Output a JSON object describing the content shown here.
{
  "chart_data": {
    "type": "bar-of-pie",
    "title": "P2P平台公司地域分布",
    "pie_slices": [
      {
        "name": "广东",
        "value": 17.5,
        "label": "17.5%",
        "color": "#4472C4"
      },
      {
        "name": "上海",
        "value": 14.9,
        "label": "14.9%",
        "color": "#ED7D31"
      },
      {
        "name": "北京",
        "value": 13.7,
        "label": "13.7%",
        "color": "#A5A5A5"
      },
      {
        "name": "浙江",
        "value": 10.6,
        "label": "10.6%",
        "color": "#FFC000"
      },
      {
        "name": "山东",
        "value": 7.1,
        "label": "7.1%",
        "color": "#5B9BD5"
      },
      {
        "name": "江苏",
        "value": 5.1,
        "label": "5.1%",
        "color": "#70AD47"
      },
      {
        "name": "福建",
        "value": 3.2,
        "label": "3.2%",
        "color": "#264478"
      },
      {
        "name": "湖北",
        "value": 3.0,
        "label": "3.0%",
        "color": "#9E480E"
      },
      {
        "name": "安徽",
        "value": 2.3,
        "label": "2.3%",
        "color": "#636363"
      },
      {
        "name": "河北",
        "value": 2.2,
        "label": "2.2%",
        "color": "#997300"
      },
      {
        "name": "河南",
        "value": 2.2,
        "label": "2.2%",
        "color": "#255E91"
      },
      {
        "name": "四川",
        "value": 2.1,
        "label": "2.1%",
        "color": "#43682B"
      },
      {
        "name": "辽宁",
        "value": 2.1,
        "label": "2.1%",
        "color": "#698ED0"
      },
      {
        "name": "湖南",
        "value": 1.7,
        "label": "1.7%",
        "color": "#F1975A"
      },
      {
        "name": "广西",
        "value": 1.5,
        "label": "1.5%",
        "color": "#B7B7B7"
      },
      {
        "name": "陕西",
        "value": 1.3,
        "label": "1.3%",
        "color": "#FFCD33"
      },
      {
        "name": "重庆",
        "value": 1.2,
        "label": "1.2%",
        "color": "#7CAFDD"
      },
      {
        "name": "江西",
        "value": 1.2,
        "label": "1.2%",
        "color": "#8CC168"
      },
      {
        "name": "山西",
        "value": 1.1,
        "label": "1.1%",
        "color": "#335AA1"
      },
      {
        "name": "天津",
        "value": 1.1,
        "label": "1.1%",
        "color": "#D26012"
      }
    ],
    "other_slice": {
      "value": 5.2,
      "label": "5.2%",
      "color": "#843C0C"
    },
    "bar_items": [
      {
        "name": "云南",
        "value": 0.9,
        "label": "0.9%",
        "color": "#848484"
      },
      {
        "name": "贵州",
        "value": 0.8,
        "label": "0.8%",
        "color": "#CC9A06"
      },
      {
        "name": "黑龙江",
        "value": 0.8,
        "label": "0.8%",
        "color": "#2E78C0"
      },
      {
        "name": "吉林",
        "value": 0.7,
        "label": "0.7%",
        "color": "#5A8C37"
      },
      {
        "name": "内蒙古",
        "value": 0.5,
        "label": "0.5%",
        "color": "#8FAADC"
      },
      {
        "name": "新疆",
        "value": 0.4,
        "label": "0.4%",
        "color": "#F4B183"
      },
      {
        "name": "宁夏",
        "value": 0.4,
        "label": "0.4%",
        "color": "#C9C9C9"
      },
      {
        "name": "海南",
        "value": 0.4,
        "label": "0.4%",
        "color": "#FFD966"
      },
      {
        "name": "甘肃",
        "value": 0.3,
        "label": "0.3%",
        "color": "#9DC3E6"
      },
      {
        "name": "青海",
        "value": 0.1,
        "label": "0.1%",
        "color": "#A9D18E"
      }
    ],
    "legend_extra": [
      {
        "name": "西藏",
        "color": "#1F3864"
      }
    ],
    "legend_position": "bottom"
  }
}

====================

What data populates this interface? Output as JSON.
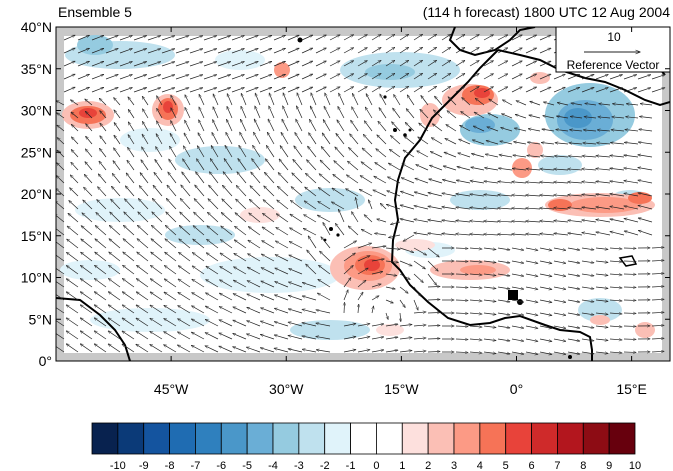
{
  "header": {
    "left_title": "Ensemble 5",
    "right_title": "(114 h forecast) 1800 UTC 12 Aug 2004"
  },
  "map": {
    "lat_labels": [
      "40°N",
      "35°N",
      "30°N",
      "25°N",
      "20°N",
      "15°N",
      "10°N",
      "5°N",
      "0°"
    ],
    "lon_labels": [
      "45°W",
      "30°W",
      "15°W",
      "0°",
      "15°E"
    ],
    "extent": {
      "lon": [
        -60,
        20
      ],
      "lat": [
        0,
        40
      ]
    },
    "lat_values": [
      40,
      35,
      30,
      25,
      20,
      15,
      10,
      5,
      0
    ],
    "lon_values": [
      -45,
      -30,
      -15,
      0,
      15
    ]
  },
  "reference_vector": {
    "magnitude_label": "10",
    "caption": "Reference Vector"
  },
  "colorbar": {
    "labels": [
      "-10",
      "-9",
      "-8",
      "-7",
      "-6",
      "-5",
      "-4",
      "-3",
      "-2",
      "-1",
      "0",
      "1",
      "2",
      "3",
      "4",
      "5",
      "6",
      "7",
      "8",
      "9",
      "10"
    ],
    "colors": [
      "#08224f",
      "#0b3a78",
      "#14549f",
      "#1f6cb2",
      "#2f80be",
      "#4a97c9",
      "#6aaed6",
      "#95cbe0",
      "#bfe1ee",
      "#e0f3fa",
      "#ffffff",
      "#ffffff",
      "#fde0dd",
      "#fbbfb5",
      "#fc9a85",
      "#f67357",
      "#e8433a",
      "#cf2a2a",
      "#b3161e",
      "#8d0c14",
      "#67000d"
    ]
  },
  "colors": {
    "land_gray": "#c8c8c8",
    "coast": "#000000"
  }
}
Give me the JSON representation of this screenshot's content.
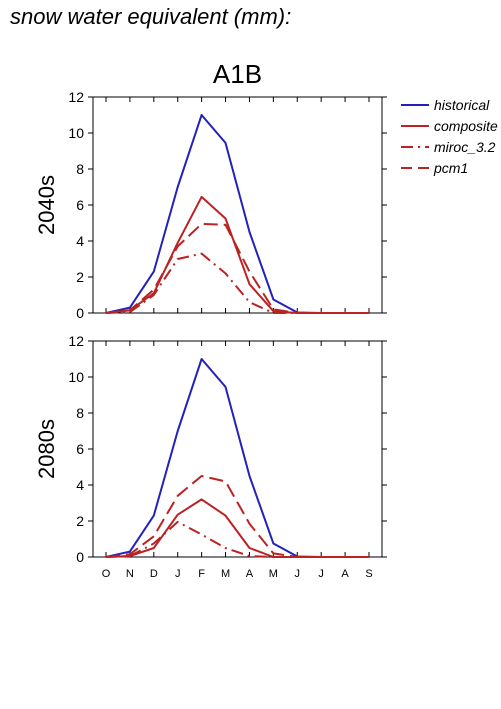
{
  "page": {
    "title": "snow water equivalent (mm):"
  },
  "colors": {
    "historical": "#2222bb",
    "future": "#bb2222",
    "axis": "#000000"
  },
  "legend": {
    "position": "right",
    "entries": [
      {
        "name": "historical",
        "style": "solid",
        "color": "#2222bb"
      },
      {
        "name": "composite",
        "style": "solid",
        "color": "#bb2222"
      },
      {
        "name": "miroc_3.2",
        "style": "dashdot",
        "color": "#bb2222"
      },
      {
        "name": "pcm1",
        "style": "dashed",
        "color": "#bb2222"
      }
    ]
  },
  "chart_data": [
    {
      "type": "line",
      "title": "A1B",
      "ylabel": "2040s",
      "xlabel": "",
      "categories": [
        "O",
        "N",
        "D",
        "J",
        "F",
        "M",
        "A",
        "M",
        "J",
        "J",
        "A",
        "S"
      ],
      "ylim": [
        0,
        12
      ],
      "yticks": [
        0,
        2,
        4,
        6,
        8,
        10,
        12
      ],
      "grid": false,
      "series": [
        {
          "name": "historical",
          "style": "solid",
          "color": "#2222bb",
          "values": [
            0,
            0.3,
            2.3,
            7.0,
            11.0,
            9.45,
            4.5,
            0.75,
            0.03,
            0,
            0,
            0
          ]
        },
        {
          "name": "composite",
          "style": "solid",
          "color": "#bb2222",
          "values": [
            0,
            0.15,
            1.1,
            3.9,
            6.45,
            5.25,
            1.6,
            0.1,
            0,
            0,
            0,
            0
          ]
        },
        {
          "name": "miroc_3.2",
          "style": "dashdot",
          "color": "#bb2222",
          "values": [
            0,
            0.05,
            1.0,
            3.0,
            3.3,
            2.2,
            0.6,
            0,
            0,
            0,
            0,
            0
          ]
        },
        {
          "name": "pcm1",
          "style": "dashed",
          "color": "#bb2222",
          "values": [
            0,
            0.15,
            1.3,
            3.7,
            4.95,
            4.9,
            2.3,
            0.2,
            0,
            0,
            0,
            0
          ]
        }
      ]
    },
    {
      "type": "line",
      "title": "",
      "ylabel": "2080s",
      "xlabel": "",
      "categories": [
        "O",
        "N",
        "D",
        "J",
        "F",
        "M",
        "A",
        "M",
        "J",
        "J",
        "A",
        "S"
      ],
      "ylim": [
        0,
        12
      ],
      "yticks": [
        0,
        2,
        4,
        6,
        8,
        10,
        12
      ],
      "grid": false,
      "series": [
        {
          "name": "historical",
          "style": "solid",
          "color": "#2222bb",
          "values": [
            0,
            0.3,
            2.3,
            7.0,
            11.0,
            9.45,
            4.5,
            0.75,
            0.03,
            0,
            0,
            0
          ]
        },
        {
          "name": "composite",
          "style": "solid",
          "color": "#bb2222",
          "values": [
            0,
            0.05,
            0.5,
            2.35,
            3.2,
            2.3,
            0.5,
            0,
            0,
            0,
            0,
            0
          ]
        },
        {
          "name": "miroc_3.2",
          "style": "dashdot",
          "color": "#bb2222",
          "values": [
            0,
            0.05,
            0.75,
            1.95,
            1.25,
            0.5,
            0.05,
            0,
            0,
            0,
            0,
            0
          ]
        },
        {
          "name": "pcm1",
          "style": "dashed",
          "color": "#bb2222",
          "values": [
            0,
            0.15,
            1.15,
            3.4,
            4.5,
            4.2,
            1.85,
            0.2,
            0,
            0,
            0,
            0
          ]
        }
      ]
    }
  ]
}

====================

TASK TO COMPLETE —
Say how many lines of the listing above contain "JSON", with no other words.

FINISHED TASK —
3